*PROMPT*.
Filter for the word "this" and keep each matching line.

*ENTRIES PROVIDED*.
§

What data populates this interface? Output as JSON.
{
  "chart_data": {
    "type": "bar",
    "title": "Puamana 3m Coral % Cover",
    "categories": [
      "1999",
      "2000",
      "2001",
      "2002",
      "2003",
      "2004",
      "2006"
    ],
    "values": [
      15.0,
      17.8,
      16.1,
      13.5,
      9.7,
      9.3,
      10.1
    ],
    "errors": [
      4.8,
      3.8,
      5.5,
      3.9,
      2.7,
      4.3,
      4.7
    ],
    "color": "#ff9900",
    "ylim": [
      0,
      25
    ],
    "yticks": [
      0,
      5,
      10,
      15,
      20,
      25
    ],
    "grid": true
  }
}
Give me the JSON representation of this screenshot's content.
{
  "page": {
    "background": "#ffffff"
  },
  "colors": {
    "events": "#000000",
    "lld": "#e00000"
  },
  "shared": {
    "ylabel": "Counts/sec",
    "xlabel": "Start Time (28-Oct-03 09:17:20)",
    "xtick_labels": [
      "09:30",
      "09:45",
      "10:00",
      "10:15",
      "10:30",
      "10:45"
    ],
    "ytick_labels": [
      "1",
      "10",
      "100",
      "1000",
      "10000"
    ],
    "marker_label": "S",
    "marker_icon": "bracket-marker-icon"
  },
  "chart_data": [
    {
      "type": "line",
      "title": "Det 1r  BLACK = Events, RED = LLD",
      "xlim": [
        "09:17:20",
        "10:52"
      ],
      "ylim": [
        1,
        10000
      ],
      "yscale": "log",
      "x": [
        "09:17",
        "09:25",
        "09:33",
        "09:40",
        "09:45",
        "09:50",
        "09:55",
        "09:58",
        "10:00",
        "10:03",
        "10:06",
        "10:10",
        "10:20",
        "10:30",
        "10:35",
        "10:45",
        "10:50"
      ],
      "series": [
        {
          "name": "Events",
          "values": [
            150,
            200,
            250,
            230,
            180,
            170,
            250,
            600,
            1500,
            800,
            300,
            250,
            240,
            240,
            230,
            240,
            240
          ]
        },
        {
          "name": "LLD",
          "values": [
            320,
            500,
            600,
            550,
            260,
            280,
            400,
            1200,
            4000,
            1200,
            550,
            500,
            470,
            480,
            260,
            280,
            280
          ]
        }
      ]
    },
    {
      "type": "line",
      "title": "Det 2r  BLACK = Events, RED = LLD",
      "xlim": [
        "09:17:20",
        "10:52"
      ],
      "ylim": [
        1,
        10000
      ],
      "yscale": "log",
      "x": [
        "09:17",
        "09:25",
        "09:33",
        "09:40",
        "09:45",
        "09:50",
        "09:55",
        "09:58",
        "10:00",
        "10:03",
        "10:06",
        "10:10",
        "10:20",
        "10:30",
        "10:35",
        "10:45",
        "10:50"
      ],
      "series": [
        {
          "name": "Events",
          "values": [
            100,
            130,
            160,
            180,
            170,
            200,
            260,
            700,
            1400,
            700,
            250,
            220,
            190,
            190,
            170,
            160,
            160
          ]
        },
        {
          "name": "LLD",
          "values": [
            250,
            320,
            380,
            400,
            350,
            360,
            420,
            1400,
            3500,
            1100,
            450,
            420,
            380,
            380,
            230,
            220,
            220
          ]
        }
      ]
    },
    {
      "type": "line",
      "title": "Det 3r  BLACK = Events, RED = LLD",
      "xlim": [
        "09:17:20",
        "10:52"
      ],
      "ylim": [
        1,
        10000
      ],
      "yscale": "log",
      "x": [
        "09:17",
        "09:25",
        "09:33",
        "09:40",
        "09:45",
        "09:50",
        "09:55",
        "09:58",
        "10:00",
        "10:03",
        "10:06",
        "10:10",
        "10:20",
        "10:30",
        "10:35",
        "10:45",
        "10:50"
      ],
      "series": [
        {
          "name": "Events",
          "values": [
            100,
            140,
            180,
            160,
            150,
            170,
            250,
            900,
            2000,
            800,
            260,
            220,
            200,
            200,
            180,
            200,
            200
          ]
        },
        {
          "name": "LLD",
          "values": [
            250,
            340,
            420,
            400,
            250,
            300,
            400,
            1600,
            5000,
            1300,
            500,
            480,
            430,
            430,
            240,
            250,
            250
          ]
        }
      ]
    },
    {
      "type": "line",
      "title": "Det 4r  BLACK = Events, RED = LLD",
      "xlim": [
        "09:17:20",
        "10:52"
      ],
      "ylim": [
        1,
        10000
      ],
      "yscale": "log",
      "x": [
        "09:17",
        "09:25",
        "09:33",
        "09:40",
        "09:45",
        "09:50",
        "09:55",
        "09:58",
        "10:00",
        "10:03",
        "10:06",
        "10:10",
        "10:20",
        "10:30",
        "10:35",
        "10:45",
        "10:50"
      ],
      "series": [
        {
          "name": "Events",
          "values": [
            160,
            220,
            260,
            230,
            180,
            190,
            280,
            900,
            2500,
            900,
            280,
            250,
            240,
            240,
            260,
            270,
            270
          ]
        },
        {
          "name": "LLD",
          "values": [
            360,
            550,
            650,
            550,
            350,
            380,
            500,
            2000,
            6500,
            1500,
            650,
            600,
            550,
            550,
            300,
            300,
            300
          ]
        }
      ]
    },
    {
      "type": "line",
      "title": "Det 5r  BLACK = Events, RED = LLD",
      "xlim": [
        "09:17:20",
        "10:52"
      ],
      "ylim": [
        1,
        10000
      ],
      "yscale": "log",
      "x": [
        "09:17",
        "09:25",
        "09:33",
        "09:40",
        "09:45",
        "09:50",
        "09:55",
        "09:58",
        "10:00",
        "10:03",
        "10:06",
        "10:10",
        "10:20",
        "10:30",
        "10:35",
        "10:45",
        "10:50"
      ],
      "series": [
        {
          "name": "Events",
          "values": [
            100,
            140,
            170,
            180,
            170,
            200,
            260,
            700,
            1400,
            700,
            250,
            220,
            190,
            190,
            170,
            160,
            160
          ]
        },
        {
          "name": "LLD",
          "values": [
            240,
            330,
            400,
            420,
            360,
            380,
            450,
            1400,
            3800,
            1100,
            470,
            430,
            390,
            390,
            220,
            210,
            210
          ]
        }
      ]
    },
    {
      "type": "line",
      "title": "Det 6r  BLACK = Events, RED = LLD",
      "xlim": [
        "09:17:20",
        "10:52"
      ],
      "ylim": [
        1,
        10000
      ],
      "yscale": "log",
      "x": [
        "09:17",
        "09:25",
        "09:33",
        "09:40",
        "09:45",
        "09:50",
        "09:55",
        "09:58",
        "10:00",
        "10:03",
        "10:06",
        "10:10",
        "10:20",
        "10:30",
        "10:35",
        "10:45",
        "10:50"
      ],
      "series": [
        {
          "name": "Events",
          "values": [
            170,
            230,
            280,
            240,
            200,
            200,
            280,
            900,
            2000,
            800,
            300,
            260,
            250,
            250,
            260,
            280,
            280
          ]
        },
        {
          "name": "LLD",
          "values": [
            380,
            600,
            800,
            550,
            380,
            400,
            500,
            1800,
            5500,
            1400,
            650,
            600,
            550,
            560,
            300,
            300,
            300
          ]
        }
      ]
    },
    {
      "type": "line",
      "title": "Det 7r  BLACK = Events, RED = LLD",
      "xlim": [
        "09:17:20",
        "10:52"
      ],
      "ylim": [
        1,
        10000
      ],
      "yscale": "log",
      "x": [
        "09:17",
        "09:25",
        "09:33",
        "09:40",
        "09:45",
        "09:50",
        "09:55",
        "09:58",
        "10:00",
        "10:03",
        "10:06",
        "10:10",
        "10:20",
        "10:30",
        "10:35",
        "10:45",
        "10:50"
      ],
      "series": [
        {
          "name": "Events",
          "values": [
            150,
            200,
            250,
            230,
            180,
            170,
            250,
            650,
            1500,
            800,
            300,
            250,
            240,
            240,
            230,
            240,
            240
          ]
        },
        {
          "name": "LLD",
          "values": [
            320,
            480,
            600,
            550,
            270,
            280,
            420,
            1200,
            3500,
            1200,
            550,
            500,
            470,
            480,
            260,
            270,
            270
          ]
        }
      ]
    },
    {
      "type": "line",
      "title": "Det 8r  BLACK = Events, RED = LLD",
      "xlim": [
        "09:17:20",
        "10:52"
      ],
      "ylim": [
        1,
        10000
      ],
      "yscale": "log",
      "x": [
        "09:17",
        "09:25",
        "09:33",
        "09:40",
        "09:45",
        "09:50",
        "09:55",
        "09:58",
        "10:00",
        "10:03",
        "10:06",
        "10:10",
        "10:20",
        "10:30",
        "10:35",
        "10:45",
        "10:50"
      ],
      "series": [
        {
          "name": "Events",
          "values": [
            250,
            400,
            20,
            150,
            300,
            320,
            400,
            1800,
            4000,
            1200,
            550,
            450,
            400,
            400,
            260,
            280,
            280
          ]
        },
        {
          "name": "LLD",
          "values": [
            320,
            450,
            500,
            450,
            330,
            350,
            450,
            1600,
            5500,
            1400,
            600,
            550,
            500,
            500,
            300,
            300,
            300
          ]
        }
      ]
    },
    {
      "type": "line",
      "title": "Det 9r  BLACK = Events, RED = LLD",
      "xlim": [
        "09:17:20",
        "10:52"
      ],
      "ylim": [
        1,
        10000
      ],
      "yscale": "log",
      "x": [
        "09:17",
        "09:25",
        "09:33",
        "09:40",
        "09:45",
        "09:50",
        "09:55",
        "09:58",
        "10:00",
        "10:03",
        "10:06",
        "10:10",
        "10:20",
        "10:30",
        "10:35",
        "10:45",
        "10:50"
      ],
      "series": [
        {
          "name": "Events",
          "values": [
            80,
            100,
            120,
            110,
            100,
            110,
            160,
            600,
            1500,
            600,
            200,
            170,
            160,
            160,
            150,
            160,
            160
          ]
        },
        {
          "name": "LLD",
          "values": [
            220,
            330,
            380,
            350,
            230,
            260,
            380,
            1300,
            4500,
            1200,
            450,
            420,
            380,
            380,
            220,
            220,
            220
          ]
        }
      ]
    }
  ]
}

§

*CORRECT ANSWER*.
What data populates this interface? Output as JSON.
Give me the JSON representation of this screenshot's content.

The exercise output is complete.